[[ Text, beginning ]]

QAOA with High Number of Qubits

Hello everyone,

I would like to use QAOA to solve an optimisation problem. I have already achieved to build a prototype with a 10-qubit quantum circuit. However, when I try to scale the circuit up, to for example 30 qubits, I get the following error when I define the cost function method, try to optimise the circuit parameters with gradient descent or try to compute the probability distribution of the solutions:

MemoryError: Unable to allocate 16.0 GiB for an array with shape (1073741824,) and data type complex128

The complete error messages are long (I can post them if needed), but they all have the following in common:

--> 219     state = np.zeros(2**self.num_wires, dtype=np.complex128)
    220     state[index] = 1
    221     state = self._asarray(state, dtype=self.C_DTYPE)

MemoryError: Unable to allocate 16.0 GiB for an array with shape (1073741824,) and data type complex128

That means that a vector with all possible qubit “collapsed” states (0 or 1) has to be created (correct me if I’m wrong). Is there any way of scaling up QAOA on pennylane without having to define such a vector and using only 8GB to 32GB of memory?

Are there other ways of working with QAOA and a high number of qubits (for example in the range of 200 qubits)?

Thank you very much in advance.

Hi @pormelrog,

On a laptop you can usually only run circuits with up to 20 qubits. Remember that the compute becomes exponentially harder with each extra qubit, so 30 qubits is a big ask for a classical computer. However, we have implemented a nice trick in PennyLane that can, in some cases, allow you to run bigger circuits. This nice trick is circuit cutting.

The PennyLane functionality for this is qml.cut_circuit(). You can learn more about how to use it in this blog post, and do a deeper dive into it with this demo. The key thing here is that we’re breaking apart our circuit into smaller-sized circuits that we can run with a lower memory requirement. There is a classical overhead so your circuit will take longer to run, but you may be able to run larger circuits.

I encourage you to try it out and let us know if this worked for you!

Hello @CatalinaAlbornoz,

thank you very much for your answer. You are right and I understand that the memory and computational cost rises exponentially in the number of qubits. But maybe there is some technique or method unknown to me to achieve what I need.

I have also tried the circuit cutting method. However, it still does not help, because I keep getting an error for exceeding the maximum allowed dimension when defining the qml.device, i.e., before any circuit cutting can be performed:

dev = qml.device("lightning.qubit", wires=range(100))


ValueError                                Traceback (most recent call last)
c:\Users\pormelrog\Documents\Code\Prototyping.ipynb Cell 57 in 1
----> 1 dev = qml.device("lightning.qubit", wires=range(100))

File ~\AppData\Roaming\Python\Python39\site-packages\pennylane\, in device(name, *args, **kwargs)
    319     raise DeviceError(
    320         f"The {name} plugin requires PennyLane versions {plugin_device_class.pennylane_requires}, "
    321         f"however PennyLane version {__version__} is installed."
    322     )
    324 # Construct the device
--> 325 dev = plugin_device_class(*args, **options)
    327 # Once the device is constructed, we set its custom expansion function if
    328 # any custom decompositions were specified.

[[ Text, end ]]
[[ Listed entries, beginning ]]

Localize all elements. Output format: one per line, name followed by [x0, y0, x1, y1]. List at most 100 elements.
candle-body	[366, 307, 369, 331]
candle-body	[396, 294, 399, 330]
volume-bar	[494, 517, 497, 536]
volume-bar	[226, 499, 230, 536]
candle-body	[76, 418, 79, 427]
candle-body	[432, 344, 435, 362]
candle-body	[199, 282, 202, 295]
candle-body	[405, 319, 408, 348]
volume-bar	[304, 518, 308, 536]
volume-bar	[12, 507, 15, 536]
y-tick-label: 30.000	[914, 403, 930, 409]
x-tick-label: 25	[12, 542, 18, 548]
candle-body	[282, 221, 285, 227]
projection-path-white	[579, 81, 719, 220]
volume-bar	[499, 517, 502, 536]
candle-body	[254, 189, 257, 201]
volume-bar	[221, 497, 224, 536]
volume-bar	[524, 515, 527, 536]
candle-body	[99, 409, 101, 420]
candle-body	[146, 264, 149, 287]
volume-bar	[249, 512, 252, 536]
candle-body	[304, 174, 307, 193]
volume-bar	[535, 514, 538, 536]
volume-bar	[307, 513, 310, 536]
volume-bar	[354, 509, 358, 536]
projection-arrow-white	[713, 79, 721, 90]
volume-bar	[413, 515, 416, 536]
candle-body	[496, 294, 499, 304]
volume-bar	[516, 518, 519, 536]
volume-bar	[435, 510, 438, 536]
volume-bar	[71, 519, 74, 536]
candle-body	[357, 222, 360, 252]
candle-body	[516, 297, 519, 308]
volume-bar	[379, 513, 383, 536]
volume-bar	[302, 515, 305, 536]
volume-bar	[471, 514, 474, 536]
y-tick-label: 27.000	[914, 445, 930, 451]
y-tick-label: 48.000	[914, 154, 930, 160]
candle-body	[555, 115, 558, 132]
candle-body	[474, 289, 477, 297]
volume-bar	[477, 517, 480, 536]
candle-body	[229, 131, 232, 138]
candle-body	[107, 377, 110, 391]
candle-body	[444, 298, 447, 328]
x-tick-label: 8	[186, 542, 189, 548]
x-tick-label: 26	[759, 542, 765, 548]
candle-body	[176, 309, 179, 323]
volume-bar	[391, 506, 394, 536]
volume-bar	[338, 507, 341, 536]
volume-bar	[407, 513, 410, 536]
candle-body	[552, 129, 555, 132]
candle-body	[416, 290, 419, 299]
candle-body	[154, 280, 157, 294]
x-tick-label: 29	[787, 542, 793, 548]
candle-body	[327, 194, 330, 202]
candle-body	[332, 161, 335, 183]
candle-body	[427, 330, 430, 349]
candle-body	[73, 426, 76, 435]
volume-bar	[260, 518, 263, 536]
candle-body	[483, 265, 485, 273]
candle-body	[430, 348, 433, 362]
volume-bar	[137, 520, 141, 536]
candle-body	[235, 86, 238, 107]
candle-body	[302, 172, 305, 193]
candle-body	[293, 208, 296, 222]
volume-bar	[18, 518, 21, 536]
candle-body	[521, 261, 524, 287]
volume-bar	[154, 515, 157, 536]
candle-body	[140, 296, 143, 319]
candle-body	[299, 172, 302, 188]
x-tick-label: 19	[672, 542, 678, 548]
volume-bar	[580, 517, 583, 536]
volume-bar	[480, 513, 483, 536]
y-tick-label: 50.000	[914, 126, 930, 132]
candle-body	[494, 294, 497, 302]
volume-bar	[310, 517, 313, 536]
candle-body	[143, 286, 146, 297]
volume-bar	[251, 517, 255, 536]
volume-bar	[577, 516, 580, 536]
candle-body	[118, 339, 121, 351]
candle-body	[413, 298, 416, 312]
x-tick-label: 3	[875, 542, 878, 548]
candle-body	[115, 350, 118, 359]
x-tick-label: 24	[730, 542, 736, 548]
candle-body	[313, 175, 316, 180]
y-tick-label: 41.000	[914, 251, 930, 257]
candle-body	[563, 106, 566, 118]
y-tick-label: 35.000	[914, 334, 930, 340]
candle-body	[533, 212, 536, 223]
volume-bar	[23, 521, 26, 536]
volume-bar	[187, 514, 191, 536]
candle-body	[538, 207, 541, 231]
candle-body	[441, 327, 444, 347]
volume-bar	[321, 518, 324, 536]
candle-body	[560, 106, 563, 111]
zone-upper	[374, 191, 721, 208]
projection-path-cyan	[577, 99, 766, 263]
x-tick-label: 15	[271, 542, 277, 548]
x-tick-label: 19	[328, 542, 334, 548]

[[ Listed entries, end ]]

*Exercises to complete:*
a - Based on the QAOA thread, decide whether each statement agrees with it: (i) the original poster had already built a working prototype using a 10-qubit circuit; (ii) the reply says circuit cutting makes circuits run faster; (iii) the poster's later error came after the circuit had been cut. For each, answer yes or no and quote the words that decide it.
b - Set down word for word the part of the QAOA thread that opens with the words containing "The PennyLane functionality" and closes with "what I need.".

*Answers to the exercises:*
a -
(i) Yes: "I have already achieved to build a prototype with a 10-qubit quantum circuit."
(ii) No: "There is a classical overhead so your circuit will take longer to run"
(iii) No: "before any circuit cutting can be performed"

b -
The PennyLane functionality for this is qml.cut_circuit(). You can learn more about how to use it in this blog post, and do a deeper dive into it with this demo. The key thing here is that we’re breaking apart our circuit into smaller-sized circuits that we can run with a lower memory requirement. There is a classical overhead so your circuit will take longer to run, but you may be able to run larger circuits.

I encourage you to try it out and let us know if this worked for you!

Hello @CatalinaAlbornoz,

thank you very much for your answer. You are right and I understand that the memory and computational cost rises exponentially in the number of qubits. But maybe there is some technique or method unknown to me to achieve what I need.